• [EXERCISE TASK A]
In the critical text on "The Ghost-Ship," which work supplies the passage about an intellect of great analytic and destructive force?
• [EXERCISE TASK B]
Put this sentence from the critical text on "The Ghost-Ship" into French: "Lead entered the burning of the fire, gold came forth from it."
• [EXERCISE TASK C]
Retype the part of the critical text on "The Ghost-Ship" that opens with the words containing "Possessed of an" and closes with "above his conception.".

• [READING TEXT]
** Start **

He could not help noticing that London had discovered the
secret which made his intellectual life a torment. The
streets were more than a mere assemblage of houses,
London herself was more than a tangled skein of streets,
and overhead heaven was more than a meeting-place of
individual stars. What was this secret that made words
into a book, houses into cities, and restless and
measurable stars into an unchanging and immeasurable
universe?

Then from "The Biography of a Superman" I select this very striking
passage:--

Possessed of an intellect of great analytic and
destructive force, he was almost entirely lacking
in imagination, and he was therefore unable
to raise his work to a plane in which the mutually
combative elements of his nature might have been
reconciled. His light moments of envy, anger, and
vanity passed into the crucible to come forth
unchanged. He lacked the magic wand, and his work
never took wings above his conception.

Now compare the two places; "the streets were more than a mere
assemblage of houses;" . . . "his light moments . . . passed into the
crucible to come forth unchanged. He lacked the magic wand." I think
these two passages indicate the answer to the "why" that I am forced
to resolve; show something of the secret of the strange charm which
"The Ghost-Ship" possesses.

It delights because it is significant, because it is no mere
assemblage of words and facts and observations and incidents, it
delights because its matter has not passed through the crucible
unchanged. On the contrary, the jumble of experiences and impressions
which fell to the lot of the author as to us all had assuredly been
placed in the athanor of art, in that furnace of the sages which is
said to be governed with wisdom. Lead entered the burning of the
fire, gold came forth from it.

** End **

• [GIVEN DATA]

** Start **

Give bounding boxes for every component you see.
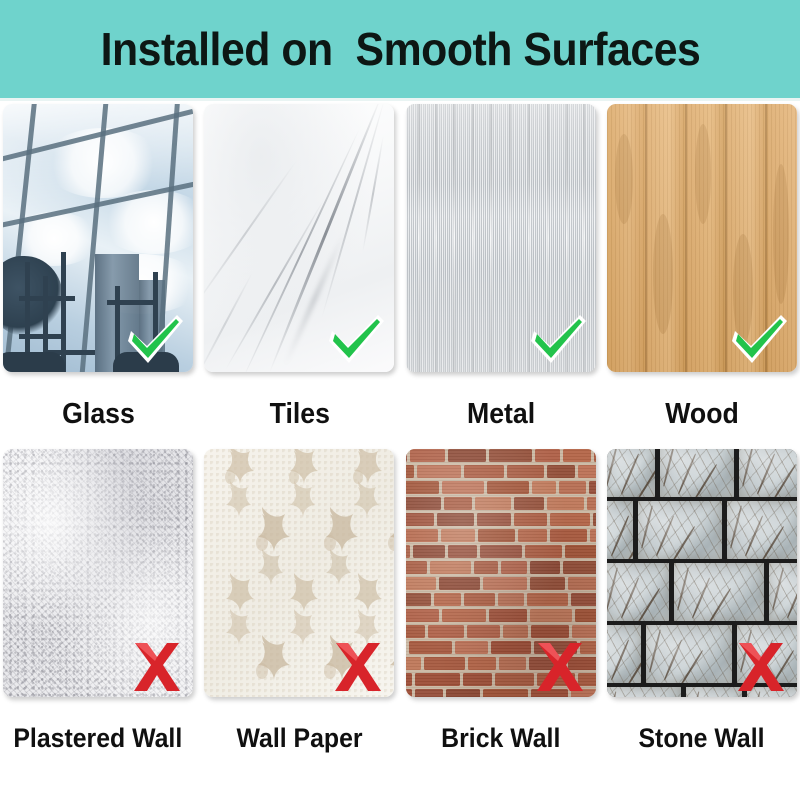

** End **

• [TASK OUTPUT A]
"The Biography of a Superman"

• [TASK OUTPUT B]
Le plomb entra dans l'embrasement du feu, l'or en sortit.

• [TASK OUTPUT C]
Possessed of an intellect of great analytic and
destructive force, he was almost entirely lacking
in imagination, and he was therefore unable
to raise his work to a plane in which the mutually
combative elements of his nature might have been
reconciled. His light moments of envy, anger, and
vanity passed into the crucible to come forth
unchanged. He lacked the magic wand, and his work
never took wings above his conception.